__Records for the exercise__
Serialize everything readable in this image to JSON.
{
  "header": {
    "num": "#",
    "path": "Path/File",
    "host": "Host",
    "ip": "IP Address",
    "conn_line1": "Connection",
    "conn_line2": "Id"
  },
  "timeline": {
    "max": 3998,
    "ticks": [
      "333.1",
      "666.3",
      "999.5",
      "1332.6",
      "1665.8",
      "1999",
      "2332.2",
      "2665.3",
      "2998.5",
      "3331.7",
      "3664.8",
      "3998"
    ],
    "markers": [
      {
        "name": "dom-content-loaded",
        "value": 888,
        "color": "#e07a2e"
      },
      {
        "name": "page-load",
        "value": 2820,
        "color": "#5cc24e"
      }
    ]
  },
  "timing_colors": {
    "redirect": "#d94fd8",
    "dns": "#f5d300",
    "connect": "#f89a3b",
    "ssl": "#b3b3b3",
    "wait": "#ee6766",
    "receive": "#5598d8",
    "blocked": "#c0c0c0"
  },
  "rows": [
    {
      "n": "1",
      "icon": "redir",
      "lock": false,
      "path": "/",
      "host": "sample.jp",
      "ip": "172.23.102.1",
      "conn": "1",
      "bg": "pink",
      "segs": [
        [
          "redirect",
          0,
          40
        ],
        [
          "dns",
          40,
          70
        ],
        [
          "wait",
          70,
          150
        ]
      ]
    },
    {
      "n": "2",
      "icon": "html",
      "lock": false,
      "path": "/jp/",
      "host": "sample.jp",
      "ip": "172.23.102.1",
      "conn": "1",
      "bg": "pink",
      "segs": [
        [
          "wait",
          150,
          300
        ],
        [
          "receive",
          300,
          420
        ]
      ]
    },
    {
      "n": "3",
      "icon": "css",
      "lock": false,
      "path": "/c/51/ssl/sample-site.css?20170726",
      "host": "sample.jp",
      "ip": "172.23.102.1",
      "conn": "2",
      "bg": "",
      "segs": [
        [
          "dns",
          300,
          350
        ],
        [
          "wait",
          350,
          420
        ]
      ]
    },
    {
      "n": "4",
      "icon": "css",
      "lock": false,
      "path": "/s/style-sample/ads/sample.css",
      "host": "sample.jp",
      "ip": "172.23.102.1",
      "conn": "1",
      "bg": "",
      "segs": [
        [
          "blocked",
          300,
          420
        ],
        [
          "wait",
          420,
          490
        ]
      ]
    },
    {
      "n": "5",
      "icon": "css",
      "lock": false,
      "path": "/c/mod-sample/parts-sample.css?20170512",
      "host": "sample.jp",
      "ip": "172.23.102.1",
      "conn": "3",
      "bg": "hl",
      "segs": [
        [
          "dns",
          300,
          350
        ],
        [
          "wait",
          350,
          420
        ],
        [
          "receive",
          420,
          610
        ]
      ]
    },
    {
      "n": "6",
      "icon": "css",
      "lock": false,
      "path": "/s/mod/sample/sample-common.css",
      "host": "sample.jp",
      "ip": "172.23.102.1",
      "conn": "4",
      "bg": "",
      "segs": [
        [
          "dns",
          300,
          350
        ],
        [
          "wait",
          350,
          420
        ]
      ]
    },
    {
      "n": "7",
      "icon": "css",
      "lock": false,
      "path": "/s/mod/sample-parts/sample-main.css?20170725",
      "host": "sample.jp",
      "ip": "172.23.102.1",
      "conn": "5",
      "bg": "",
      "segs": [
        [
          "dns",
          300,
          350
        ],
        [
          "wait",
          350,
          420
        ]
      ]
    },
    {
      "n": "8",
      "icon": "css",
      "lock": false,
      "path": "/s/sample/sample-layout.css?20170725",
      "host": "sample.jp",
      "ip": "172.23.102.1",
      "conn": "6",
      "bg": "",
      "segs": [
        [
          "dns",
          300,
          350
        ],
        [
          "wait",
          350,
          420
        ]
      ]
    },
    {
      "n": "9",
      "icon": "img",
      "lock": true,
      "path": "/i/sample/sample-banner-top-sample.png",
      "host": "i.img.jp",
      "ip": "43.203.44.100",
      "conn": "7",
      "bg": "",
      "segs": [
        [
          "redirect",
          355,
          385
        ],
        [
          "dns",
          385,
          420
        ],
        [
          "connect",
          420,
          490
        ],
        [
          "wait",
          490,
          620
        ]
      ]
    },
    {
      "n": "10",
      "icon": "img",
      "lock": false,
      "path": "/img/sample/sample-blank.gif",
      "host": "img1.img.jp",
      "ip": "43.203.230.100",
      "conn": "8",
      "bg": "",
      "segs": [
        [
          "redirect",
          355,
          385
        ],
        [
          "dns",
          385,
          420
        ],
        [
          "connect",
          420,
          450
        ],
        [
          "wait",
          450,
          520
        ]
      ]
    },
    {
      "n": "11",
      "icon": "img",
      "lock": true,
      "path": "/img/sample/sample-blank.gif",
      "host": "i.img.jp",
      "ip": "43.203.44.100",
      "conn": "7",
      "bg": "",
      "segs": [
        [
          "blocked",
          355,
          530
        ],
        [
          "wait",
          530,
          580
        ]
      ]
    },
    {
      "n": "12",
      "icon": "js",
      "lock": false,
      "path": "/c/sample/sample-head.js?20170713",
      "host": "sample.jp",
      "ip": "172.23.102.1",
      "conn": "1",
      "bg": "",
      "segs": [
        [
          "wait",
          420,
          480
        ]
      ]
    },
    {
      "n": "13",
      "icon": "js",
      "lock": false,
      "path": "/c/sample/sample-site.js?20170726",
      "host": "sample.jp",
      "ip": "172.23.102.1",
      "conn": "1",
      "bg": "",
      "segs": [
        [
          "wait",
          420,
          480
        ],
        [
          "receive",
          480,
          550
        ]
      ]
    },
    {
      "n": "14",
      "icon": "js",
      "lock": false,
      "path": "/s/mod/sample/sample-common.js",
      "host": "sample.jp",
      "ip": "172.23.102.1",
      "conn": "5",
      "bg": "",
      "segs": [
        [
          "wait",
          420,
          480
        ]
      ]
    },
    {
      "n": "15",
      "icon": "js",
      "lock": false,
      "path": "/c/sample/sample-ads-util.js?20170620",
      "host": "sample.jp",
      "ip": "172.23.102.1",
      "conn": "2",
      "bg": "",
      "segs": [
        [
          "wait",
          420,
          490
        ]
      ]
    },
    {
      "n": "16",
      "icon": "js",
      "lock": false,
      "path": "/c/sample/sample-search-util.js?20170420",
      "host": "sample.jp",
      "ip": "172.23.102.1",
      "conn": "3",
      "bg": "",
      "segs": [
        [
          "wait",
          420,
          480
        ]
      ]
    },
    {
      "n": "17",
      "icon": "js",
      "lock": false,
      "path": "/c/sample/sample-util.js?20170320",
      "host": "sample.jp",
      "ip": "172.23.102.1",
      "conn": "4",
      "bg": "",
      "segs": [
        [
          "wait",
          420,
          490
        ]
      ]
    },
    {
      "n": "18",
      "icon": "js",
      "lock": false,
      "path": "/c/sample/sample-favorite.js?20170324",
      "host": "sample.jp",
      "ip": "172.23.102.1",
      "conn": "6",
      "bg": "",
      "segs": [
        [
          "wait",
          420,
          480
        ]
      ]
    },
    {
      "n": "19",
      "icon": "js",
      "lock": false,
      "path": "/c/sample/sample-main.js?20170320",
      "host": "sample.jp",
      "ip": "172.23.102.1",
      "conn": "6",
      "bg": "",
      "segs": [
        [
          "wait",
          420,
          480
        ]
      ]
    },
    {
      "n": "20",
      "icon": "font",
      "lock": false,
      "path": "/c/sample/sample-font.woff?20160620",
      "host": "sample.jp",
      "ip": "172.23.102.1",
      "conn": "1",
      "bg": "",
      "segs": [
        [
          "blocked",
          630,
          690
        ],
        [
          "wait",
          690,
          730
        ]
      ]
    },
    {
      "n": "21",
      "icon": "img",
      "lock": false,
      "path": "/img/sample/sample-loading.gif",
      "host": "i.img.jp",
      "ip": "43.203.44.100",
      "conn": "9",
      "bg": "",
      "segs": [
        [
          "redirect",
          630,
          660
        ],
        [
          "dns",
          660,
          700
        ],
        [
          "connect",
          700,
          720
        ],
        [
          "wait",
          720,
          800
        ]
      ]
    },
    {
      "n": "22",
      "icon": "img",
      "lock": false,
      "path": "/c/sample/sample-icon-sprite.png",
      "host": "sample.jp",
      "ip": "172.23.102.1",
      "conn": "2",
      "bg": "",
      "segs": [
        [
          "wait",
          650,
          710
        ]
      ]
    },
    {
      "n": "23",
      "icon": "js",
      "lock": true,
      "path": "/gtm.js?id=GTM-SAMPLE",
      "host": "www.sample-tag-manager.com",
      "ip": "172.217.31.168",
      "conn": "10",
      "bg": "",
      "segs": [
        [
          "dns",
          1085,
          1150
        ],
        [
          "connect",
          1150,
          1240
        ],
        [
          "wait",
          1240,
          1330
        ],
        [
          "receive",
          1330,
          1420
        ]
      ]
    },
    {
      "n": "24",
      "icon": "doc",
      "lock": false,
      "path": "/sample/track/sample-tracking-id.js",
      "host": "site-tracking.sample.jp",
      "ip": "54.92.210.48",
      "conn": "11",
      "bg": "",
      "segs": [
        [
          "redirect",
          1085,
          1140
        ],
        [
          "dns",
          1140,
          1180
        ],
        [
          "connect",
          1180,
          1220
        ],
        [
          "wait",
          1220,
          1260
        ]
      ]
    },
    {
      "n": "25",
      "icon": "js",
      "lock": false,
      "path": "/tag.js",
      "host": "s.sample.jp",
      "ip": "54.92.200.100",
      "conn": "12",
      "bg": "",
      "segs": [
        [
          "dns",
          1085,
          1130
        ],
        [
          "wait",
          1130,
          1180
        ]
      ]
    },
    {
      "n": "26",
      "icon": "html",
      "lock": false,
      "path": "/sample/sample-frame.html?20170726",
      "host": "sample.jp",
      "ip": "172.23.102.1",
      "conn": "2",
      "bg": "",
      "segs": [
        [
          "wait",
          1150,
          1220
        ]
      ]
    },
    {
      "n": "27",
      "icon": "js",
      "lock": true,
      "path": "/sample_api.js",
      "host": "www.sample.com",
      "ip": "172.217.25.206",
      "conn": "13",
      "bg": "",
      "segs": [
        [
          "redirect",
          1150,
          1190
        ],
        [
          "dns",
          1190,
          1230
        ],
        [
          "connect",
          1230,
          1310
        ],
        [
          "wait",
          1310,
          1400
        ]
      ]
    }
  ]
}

__Instructions for the task__
Copy out all lines from the material above that contain the string "tracking".

__Task response__
      "path": "/sample/track/sample-tracking-id.js",
      "host": "site-tracking.sample.jp",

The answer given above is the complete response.